» Stated exercise
Write out the records below once more, exactly as they stand.

--- Begin Recorded data ---

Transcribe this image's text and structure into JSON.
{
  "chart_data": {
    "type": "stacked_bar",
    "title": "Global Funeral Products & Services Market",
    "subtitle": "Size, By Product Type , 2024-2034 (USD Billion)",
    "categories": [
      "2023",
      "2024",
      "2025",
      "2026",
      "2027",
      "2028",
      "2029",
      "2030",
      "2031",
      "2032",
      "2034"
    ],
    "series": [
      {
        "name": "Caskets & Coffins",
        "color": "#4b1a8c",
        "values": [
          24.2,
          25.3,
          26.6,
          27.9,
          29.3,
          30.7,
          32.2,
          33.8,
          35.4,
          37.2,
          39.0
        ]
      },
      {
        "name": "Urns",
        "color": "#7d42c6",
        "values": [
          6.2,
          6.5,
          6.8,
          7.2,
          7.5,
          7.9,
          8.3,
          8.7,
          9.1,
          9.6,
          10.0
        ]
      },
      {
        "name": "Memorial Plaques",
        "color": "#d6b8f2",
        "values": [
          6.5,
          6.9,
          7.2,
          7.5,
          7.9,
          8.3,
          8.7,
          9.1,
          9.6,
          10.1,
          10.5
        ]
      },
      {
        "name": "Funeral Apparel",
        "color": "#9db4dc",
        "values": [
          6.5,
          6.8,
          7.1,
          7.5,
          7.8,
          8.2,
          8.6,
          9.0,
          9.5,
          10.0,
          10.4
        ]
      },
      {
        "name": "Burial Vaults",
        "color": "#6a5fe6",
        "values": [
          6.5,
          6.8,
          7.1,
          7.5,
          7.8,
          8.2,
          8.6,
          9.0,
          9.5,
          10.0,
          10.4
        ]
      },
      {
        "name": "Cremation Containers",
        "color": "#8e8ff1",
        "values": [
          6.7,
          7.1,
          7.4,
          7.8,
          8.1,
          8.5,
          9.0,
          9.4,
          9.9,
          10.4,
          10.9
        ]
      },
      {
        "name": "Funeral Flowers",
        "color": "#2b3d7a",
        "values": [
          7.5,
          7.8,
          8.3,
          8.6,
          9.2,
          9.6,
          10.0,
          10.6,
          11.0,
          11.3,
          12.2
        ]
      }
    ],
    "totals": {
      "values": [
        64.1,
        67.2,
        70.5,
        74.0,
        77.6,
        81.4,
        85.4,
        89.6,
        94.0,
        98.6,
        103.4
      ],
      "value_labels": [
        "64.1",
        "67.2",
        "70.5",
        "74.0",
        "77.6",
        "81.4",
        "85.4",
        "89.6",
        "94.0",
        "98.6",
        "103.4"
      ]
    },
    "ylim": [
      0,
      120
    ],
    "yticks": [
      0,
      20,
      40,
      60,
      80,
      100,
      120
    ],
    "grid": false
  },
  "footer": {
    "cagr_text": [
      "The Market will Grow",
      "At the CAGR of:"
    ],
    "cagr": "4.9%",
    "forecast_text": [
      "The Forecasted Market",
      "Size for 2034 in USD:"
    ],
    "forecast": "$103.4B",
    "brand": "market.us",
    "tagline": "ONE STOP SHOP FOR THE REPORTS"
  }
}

--- End Recorded data ---

» Solution to this problem
Transcribe this image's text and structure into JSON.
{
  "chart_data": {
    "type": "stacked_bar",
    "title": "Global Funeral Products & Services Market",
    "subtitle": "Size, By Product Type , 2024-2034 (USD Billion)",
    "categories": [
      "2023",
      "2024",
      "2025",
      "2026",
      "2027",
      "2028",
      "2029",
      "2030",
      "2031",
      "2032",
      "2034"
    ],
    "series": [
      {
        "name": "Caskets & Coffins",
        "color": "#4b1a8c",
        "values": [
          24.2,
          25.3,
          26.6,
          27.9,
          29.3,
          30.7,
          32.2,
          33.8,
          35.4,
          37.2,
          39.0
        ]
      },
      {
        "name": "Urns",
        "color": "#7d42c6",
        "values": [
          6.2,
          6.5,
          6.8,
          7.2,
          7.5,
          7.9,
          8.3,
          8.7,
          9.1,
          9.6,
          10.0
        ]
      },
      {
        "name": "Memorial Plaques",
        "color": "#d6b8f2",
        "values": [
          6.5,
          6.9,
          7.2,
          7.5,
          7.9,
          8.3,
          8.7,
          9.1,
          9.6,
          10.1,
          10.5
        ]
      },
      {
        "name": "Funeral Apparel",
        "color": "#9db4dc",
        "values": [
          6.5,
          6.8,
          7.1,
          7.5,
          7.8,
          8.2,
          8.6,
          9.0,
          9.5,
          10.0,
          10.4
        ]
      },
      {
        "name": "Burial Vaults",
        "color": "#6a5fe6",
        "values": [
          6.5,
          6.8,
          7.1,
          7.5,
          7.8,
          8.2,
          8.6,
          9.0,
          9.5,
          10.0,
          10.4
        ]
      },
      {
        "name": "Cremation Containers",
        "color": "#8e8ff1",
        "values": [
          6.7,
          7.1,
          7.4,
          7.8,
          8.1,
          8.5,
          9.0,
          9.4,
          9.9,
          10.4,
          10.9
        ]
      },
      {
        "name": "Funeral Flowers",
        "color": "#2b3d7a",
        "values": [
          7.5,
          7.8,
          8.3,
          8.6,
          9.2,
          9.6,
          10.0,
          10.6,
          11.0,
          11.3,
          12.2
        ]
      }
    ],
    "totals": {
      "values": [
        64.1,
        67.2,
        70.5,
        74.0,
        77.6,
        81.4,
        85.4,
        89.6,
        94.0,
        98.6,
        103.4
      ],
      "value_labels": [
        "64.1",
        "67.2",
        "70.5",
        "74.0",
        "77.6",
        "81.4",
        "85.4",
        "89.6",
        "94.0",
        "98.6",
        "103.4"
      ]
    },
    "ylim": [
      0,
      120
    ],
    "yticks": [
      0,
      20,
      40,
      60,
      80,
      100,
      120
    ],
    "grid": false
  },
  "footer": {
    "cagr_text": [
      "The Market will Grow",
      "At the CAGR of:"
    ],
    "cagr": "4.9%",
    "forecast_text": [
      "The Forecasted Market",
      "Size for 2034 in USD:"
    ],
    "forecast": "$103.4B",
    "brand": "market.us",
    "tagline": "ONE STOP SHOP FOR THE REPORTS"
  }
}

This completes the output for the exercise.